# Source material
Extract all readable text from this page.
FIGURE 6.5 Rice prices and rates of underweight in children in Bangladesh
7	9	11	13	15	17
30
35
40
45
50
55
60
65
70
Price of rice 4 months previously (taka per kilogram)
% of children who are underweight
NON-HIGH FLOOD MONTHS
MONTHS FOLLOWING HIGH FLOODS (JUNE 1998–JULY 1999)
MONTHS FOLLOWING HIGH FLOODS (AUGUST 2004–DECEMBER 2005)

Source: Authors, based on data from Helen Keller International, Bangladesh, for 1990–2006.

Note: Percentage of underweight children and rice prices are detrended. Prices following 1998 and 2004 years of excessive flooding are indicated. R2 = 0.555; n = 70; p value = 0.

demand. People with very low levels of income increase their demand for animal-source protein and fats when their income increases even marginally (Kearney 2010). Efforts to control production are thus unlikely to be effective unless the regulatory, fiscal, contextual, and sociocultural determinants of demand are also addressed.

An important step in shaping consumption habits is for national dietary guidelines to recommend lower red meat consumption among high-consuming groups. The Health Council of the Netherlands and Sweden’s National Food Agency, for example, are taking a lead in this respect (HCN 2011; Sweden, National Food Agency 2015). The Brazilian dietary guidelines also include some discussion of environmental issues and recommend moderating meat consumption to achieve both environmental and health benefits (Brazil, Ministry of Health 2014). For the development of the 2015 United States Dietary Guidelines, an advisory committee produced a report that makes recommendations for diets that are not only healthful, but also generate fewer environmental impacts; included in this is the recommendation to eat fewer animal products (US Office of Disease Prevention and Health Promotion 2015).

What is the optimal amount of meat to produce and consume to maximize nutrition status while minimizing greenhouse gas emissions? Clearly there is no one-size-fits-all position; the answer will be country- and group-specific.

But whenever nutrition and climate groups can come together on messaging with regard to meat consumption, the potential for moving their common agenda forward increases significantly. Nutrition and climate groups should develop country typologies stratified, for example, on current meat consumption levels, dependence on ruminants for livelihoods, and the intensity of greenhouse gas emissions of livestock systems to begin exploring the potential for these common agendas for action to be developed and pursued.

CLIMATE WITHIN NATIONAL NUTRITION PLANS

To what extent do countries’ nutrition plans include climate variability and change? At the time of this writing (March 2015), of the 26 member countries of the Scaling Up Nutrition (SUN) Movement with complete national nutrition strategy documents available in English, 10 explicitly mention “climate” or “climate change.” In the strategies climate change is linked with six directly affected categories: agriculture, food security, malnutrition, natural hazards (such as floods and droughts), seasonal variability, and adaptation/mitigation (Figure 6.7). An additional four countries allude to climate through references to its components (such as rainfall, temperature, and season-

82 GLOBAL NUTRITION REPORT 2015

# What you will do
Restate every line of the listing word for word.

# Response box
Extract all readable text from this page.
FIGURE 6.5 Rice prices and rates of underweight in children in Bangladesh
7	9	11	13	15	17
30
35
40
45
50
55
60
65
70
Price of rice 4 months previously (taka per kilogram)
% of children who are underweight
NON-HIGH FLOOD MONTHS
MONTHS FOLLOWING HIGH FLOODS (JUNE 1998–JULY 1999)
MONTHS FOLLOWING HIGH FLOODS (AUGUST 2004–DECEMBER 2005)

Source: Authors, based on data from Helen Keller International, Bangladesh, for 1990–2006.

Note: Percentage of underweight children and rice prices are detrended. Prices following 1998 and 2004 years of excessive flooding are indicated. R2 = 0.555; n = 70; p value = 0.

demand. People with very low levels of income increase their demand for animal-source protein and fats when their income increases even marginally (Kearney 2010). Efforts to control production are thus unlikely to be effective unless the regulatory, fiscal, contextual, and sociocultural determinants of demand are also addressed.

An important step in shaping consumption habits is for national dietary guidelines to recommend lower red meat consumption among high-consuming groups. The Health Council of the Netherlands and Sweden’s National Food Agency, for example, are taking a lead in this respect (HCN 2011; Sweden, National Food Agency 2015). The Brazilian dietary guidelines also include some discussion of environmental issues and recommend moderating meat consumption to achieve both environmental and health benefits (Brazil, Ministry of Health 2014). For the development of the 2015 United States Dietary Guidelines, an advisory committee produced a report that makes recommendations for diets that are not only healthful, but also generate fewer environmental impacts; included in this is the recommendation to eat fewer animal products (US Office of Disease Prevention and Health Promotion 2015).

What is the optimal amount of meat to produce and consume to maximize nutrition status while minimizing greenhouse gas emissions? Clearly there is no one-size-fits-all position; the answer will be country- and group-specific.

But whenever nutrition and climate groups can come together on messaging with regard to meat consumption, the potential for moving their common agenda forward increases significantly. Nutrition and climate groups should develop country typologies stratified, for example, on current meat consumption levels, dependence on ruminants for livelihoods, and the intensity of greenhouse gas emissions of livestock systems to begin exploring the potential for these common agendas for action to be developed and pursued.

CLIMATE WITHIN NATIONAL NUTRITION PLANS

To what extent do countries’ nutrition plans include climate variability and change? At the time of this writing (March 2015), of the 26 member countries of the Scaling Up Nutrition (SUN) Movement with complete national nutrition strategy documents available in English, 10 explicitly mention “climate” or “climate change.” In the strategies climate change is linked with six directly affected categories: agriculture, food security, malnutrition, natural hazards (such as floods and droughts), seasonal variability, and adaptation/mitigation (Figure 6.7). An additional four countries allude to climate through references to its components (such as rainfall, temperature, and season-

82 GLOBAL NUTRITION REPORT 2015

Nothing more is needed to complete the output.